## [Directive]
Check each line of the listing for the string "ylabel", then state how many lines have it. Only the number is wanted.

********

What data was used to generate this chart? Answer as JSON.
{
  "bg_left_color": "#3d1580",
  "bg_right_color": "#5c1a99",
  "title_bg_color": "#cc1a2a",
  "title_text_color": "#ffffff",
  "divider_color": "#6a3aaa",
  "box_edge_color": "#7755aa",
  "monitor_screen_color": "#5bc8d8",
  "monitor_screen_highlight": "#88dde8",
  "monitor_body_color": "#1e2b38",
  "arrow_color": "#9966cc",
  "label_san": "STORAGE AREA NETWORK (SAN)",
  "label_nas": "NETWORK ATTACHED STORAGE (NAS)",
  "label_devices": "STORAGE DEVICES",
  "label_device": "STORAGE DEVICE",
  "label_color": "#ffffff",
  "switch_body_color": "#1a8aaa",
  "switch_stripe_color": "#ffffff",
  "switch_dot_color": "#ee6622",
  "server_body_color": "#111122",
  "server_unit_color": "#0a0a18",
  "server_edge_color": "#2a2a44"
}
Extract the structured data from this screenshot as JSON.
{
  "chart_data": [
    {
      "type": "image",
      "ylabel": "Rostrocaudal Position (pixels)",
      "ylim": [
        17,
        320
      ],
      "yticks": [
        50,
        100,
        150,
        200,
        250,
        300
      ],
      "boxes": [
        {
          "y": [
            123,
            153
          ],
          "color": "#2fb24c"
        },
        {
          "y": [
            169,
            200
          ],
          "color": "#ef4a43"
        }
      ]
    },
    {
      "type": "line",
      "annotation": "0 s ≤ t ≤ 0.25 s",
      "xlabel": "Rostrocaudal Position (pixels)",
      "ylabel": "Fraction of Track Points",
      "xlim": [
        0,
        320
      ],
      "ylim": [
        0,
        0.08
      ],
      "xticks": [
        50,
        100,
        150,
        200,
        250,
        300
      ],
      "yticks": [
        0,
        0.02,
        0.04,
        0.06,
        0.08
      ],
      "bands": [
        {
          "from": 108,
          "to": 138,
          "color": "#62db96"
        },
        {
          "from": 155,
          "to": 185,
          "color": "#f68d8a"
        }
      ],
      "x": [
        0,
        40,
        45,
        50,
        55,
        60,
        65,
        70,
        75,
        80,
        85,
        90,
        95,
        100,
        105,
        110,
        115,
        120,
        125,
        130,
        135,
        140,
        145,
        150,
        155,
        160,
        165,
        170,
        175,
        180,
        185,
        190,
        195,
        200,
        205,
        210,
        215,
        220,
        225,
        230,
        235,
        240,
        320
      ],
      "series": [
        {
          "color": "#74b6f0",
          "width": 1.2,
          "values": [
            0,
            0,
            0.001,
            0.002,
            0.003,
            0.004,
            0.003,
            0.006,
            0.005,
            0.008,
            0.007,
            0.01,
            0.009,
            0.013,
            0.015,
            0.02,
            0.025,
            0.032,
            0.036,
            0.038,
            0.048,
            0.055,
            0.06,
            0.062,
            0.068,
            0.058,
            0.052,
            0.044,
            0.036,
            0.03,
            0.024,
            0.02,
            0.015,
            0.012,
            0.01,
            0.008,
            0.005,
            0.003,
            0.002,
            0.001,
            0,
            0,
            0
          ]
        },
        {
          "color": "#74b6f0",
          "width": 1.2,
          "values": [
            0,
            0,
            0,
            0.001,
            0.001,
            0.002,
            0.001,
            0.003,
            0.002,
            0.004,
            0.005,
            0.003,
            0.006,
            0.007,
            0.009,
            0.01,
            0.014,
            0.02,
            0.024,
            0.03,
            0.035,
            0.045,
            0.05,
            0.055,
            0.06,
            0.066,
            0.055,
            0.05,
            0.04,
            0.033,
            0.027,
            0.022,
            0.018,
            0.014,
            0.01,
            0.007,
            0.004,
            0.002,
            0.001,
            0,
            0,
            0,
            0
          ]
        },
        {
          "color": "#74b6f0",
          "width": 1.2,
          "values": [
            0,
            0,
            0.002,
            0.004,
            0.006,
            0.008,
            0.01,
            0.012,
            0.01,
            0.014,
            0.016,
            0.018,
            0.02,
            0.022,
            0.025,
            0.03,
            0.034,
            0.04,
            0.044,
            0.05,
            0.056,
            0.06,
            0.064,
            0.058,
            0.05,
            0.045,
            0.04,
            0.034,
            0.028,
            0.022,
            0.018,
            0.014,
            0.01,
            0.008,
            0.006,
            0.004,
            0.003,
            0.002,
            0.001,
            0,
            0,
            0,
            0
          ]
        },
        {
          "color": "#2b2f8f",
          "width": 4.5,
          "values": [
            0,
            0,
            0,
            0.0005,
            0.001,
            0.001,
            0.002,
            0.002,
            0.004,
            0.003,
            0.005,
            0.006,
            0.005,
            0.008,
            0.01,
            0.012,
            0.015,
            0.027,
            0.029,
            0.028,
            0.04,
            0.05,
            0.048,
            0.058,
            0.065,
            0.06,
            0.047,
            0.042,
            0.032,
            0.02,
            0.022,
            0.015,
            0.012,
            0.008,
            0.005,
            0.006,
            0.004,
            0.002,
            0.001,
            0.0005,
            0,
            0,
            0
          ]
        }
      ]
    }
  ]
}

********

## [Written solution]
2